§ **Stated task**
Pull out every line from the listing that has the word "Survived".

§ **Given records**
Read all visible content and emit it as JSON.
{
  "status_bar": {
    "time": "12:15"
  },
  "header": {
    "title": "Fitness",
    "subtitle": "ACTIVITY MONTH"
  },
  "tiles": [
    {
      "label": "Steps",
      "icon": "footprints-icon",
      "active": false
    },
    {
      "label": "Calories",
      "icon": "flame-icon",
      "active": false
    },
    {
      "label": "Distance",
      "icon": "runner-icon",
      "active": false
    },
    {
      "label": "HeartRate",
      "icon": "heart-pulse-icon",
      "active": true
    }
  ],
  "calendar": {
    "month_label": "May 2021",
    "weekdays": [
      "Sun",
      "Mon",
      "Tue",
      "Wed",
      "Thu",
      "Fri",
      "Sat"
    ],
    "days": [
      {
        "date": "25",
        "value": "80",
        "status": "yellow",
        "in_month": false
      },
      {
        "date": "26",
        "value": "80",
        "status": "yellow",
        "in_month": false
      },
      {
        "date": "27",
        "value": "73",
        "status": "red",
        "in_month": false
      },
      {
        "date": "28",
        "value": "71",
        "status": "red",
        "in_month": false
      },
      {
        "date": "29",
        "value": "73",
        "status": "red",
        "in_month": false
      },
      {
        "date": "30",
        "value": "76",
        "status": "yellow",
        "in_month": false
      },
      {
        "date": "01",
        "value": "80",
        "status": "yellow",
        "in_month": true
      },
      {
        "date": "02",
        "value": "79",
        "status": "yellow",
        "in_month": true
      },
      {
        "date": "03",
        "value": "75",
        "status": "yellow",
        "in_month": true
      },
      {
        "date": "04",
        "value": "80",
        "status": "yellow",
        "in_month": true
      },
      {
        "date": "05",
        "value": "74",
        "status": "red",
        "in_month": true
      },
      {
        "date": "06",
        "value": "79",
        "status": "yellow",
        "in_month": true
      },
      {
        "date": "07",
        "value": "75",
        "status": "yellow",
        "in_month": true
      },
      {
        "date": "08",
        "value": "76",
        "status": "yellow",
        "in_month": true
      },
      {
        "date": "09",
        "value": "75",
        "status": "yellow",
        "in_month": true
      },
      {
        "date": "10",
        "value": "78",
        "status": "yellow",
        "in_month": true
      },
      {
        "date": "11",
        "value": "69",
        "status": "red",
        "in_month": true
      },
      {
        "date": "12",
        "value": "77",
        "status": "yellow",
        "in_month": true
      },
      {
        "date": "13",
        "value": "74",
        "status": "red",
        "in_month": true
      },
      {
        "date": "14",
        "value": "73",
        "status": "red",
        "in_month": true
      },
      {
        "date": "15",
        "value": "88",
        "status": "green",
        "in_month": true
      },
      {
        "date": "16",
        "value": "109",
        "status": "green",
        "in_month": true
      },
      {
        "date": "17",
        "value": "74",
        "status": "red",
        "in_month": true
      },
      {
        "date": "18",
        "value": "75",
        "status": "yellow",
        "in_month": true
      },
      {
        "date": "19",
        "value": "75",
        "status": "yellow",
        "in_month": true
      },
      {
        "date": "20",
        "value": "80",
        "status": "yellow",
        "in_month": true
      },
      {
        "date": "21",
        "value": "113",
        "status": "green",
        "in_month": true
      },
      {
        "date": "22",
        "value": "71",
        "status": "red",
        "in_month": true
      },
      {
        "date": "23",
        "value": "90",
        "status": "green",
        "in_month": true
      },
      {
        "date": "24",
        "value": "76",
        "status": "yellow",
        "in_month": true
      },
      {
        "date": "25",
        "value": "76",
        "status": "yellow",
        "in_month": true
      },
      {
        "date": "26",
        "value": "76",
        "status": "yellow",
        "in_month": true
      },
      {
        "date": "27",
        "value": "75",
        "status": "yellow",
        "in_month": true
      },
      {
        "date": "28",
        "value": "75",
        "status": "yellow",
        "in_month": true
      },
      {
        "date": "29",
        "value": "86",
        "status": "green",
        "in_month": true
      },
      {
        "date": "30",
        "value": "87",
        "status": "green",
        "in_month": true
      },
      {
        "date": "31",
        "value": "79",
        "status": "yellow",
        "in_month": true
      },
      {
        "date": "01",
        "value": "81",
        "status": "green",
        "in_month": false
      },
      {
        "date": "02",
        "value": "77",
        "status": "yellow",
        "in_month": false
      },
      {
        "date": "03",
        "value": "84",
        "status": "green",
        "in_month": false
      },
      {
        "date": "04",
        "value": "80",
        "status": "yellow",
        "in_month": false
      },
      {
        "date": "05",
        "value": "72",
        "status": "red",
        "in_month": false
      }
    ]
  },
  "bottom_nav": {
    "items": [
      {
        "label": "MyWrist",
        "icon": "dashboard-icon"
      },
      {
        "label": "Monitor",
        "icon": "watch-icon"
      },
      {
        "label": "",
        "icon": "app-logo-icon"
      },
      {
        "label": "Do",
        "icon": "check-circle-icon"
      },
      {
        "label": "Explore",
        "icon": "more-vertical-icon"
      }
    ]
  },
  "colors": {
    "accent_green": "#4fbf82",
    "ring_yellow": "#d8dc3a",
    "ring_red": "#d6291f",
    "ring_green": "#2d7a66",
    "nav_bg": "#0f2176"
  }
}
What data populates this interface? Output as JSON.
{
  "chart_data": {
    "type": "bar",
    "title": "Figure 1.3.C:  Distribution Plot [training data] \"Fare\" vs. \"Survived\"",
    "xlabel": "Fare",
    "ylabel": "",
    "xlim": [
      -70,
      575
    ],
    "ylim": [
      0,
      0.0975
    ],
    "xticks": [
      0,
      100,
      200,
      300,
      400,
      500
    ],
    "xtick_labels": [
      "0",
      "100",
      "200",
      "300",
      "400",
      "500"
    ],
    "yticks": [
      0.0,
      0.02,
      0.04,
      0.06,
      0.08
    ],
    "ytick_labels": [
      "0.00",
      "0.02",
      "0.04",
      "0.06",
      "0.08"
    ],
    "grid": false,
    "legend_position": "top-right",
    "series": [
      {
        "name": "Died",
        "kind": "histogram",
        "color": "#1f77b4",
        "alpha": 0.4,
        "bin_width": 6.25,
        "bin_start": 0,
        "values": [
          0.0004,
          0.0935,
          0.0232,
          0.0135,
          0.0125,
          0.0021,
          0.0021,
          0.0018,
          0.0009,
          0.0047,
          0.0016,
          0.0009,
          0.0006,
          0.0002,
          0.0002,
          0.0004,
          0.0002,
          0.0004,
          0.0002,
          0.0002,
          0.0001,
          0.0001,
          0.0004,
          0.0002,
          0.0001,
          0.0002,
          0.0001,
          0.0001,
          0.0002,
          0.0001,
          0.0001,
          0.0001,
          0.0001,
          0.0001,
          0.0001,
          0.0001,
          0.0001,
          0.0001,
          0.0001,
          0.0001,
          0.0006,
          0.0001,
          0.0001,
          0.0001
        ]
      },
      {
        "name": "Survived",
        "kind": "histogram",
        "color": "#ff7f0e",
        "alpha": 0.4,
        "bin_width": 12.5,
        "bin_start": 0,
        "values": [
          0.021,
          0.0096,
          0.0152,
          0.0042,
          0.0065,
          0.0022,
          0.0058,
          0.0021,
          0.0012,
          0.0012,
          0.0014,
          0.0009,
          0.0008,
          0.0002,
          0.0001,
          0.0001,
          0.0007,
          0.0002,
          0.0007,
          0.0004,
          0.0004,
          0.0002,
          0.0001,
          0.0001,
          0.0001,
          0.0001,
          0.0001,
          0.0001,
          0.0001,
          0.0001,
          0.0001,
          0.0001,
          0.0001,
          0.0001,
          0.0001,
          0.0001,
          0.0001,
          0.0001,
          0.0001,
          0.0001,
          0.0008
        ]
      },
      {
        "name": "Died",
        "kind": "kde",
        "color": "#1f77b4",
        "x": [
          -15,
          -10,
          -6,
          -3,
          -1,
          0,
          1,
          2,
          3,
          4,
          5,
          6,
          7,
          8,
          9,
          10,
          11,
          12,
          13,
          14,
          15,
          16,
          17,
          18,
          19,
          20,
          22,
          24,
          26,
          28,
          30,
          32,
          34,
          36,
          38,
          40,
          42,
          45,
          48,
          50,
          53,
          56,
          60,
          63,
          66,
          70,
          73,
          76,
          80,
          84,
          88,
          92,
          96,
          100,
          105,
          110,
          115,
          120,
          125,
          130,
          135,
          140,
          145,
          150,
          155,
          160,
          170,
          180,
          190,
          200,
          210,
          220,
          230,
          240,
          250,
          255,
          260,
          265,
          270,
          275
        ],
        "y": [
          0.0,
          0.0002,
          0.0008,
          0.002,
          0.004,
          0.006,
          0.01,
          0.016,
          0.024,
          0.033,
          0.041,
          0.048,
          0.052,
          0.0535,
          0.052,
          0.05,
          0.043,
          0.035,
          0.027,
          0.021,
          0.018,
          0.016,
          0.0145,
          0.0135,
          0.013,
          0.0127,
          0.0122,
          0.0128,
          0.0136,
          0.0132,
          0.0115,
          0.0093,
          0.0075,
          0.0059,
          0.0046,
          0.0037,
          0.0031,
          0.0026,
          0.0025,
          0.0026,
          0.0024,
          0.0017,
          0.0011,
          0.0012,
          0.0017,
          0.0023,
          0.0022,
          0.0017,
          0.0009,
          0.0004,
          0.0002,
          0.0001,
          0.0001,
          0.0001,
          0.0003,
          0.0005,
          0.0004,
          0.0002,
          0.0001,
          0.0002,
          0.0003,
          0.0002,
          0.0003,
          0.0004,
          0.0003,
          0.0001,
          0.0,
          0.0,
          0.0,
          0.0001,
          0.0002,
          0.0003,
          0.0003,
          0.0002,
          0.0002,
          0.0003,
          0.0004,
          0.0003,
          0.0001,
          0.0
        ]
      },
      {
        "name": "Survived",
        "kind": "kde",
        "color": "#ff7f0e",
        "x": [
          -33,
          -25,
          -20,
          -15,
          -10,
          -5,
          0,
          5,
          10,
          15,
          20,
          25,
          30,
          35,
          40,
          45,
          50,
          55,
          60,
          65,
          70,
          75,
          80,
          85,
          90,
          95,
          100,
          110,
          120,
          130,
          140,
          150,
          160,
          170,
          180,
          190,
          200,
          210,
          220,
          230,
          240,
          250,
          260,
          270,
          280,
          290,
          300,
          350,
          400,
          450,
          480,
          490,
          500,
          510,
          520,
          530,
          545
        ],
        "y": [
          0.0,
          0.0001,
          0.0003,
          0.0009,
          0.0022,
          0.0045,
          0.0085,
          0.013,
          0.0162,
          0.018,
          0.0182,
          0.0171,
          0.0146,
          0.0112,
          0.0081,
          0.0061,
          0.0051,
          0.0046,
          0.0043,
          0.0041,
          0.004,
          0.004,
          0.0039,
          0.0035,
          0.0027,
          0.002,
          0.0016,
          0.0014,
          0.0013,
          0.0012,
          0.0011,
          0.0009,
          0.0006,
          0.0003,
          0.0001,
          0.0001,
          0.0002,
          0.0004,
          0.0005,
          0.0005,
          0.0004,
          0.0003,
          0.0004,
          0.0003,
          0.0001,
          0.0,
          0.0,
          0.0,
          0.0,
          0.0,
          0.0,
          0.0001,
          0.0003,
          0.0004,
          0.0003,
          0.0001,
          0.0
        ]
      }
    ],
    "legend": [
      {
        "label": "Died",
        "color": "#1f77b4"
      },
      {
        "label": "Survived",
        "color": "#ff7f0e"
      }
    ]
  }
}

§ **Correct answer**
    "title": "Figure 1.3.C:  Distribution Plot [training data] \"Fare\" vs. \"Survived\"",
        "name": "Survived",
        "name": "Survived",
        "label": "Survived",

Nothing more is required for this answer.